◆ **Dataset items**
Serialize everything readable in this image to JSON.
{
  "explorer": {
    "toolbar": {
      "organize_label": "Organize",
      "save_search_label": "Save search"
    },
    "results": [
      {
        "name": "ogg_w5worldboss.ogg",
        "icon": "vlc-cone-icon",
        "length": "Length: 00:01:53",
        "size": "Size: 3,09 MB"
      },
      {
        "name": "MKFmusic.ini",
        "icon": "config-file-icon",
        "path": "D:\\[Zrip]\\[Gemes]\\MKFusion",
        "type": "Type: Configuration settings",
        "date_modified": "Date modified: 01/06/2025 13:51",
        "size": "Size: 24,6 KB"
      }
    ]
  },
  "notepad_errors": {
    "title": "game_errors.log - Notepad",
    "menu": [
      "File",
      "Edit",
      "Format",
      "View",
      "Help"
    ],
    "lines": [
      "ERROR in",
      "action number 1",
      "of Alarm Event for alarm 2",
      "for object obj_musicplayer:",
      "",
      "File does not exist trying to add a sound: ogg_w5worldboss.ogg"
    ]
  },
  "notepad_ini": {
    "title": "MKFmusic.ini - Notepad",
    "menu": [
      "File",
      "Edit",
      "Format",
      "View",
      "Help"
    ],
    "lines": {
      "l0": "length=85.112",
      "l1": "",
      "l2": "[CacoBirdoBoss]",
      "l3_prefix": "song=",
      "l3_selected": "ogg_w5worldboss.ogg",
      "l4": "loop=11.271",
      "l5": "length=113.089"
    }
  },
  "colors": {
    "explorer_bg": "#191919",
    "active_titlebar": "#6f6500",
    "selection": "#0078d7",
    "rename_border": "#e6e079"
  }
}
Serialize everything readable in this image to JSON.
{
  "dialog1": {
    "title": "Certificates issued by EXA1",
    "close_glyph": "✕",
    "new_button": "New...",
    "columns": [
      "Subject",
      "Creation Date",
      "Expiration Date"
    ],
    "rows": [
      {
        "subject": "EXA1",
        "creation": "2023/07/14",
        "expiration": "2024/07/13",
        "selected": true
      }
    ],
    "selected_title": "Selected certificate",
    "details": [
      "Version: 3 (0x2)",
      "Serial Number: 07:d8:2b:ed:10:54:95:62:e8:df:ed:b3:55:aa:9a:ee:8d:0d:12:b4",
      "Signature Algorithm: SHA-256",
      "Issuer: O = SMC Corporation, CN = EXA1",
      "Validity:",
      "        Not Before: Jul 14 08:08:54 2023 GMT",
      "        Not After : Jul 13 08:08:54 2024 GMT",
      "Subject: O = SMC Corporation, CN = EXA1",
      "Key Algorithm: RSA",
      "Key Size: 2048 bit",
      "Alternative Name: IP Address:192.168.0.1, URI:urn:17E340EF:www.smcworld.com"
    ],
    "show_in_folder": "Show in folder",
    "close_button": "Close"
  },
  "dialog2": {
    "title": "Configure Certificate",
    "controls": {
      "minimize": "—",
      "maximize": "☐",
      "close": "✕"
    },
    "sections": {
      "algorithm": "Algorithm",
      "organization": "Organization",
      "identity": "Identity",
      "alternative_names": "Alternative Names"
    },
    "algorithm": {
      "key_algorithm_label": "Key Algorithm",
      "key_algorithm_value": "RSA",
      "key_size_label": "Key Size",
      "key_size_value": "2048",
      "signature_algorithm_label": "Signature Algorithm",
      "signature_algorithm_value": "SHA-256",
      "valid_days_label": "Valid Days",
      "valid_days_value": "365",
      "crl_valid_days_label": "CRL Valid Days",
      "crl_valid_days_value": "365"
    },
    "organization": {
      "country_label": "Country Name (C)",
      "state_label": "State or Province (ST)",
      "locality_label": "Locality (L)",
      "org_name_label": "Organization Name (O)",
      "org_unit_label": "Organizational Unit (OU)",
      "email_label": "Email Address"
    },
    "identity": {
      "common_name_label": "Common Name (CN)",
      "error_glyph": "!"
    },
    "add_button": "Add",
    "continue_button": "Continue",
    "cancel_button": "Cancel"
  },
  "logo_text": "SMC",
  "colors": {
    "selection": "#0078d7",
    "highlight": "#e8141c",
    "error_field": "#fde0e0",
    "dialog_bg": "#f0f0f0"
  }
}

◆ **Written exercise**
Repeat the material from above exactly, word for word.

◆ **Written answer**
Serialize everything readable in this image to JSON.
{
  "explorer": {
    "toolbar": {
      "organize_label": "Organize",
      "save_search_label": "Save search"
    },
    "results": [
      {
        "name": "ogg_w5worldboss.ogg",
        "icon": "vlc-cone-icon",
        "length": "Length: 00:01:53",
        "size": "Size: 3,09 MB"
      },
      {
        "name": "MKFmusic.ini",
        "icon": "config-file-icon",
        "path": "D:\\[Zrip]\\[Gemes]\\MKFusion",
        "type": "Type: Configuration settings",
        "date_modified": "Date modified: 01/06/2025 13:51",
        "size": "Size: 24,6 KB"
      }
    ]
  },
  "notepad_errors": {
    "title": "game_errors.log - Notepad",
    "menu": [
      "File",
      "Edit",
      "Format",
      "View",
      "Help"
    ],
    "lines": [
      "ERROR in",
      "action number 1",
      "of Alarm Event for alarm 2",
      "for object obj_musicplayer:",
      "",
      "File does not exist trying to add a sound: ogg_w5worldboss.ogg"
    ]
  },
  "notepad_ini": {
    "title": "MKFmusic.ini - Notepad",
    "menu": [
      "File",
      "Edit",
      "Format",
      "View",
      "Help"
    ],
    "lines": {
      "l0": "length=85.112",
      "l1": "",
      "l2": "[CacoBirdoBoss]",
      "l3_prefix": "song=",
      "l3_selected": "ogg_w5worldboss.ogg",
      "l4": "loop=11.271",
      "l5": "length=113.089"
    }
  },
  "colors": {
    "explorer_bg": "#191919",
    "active_titlebar": "#6f6500",
    "selection": "#0078d7",
    "rename_border": "#e6e079"
  }
}
Serialize everything readable in this image to JSON.
{
  "dialog1": {
    "title": "Certificates issued by EXA1",
    "close_glyph": "✕",
    "new_button": "New...",
    "columns": [
      "Subject",
      "Creation Date",
      "Expiration Date"
    ],
    "rows": [
      {
        "subject": "EXA1",
        "creation": "2023/07/14",
        "expiration": "2024/07/13",
        "selected": true
      }
    ],
    "selected_title": "Selected certificate",
    "details": [
      "Version: 3 (0x2)",
      "Serial Number: 07:d8:2b:ed:10:54:95:62:e8:df:ed:b3:55:aa:9a:ee:8d:0d:12:b4",
      "Signature Algorithm: SHA-256",
      "Issuer: O = SMC Corporation, CN = EXA1",
      "Validity:",
      "        Not Before: Jul 14 08:08:54 2023 GMT",
      "        Not After : Jul 13 08:08:54 2024 GMT",
      "Subject: O = SMC Corporation, CN = EXA1",
      "Key Algorithm: RSA",
      "Key Size: 2048 bit",
      "Alternative Name: IP Address:192.168.0.1, URI:urn:17E340EF:www.smcworld.com"
    ],
    "show_in_folder": "Show in folder",
    "close_button": "Close"
  },
  "dialog2": {
    "title": "Configure Certificate",
    "controls": {
      "minimize": "—",
      "maximize": "☐",
      "close": "✕"
    },
    "sections": {
      "algorithm": "Algorithm",
      "organization": "Organization",
      "identity": "Identity",
      "alternative_names": "Alternative Names"
    },
    "algorithm": {
      "key_algorithm_label": "Key Algorithm",
      "key_algorithm_value": "RSA",
      "key_size_label": "Key Size",
      "key_size_value": "2048",
      "signature_algorithm_label": "Signature Algorithm",
      "signature_algorithm_value": "SHA-256",
      "valid_days_label": "Valid Days",
      "valid_days_value": "365",
      "crl_valid_days_label": "CRL Valid Days",
      "crl_valid_days_value": "365"
    },
    "organization": {
      "country_label": "Country Name (C)",
      "state_label": "State or Province (ST)",
      "locality_label": "Locality (L)",
      "org_name_label": "Organization Name (O)",
      "org_unit_label": "Organizational Unit (OU)",
      "email_label": "Email Address"
    },
    "identity": {
      "common_name_label": "Common Name (CN)",
      "error_glyph": "!"
    },
    "add_button": "Add",
    "continue_button": "Continue",
    "cancel_button": "Cancel"
  },
  "logo_text": "SMC",
  "colors": {
    "selection": "#0078d7",
    "highlight": "#e8141c",
    "error_field": "#fde0e0",
    "dialog_bg": "#f0f0f0"
  }
}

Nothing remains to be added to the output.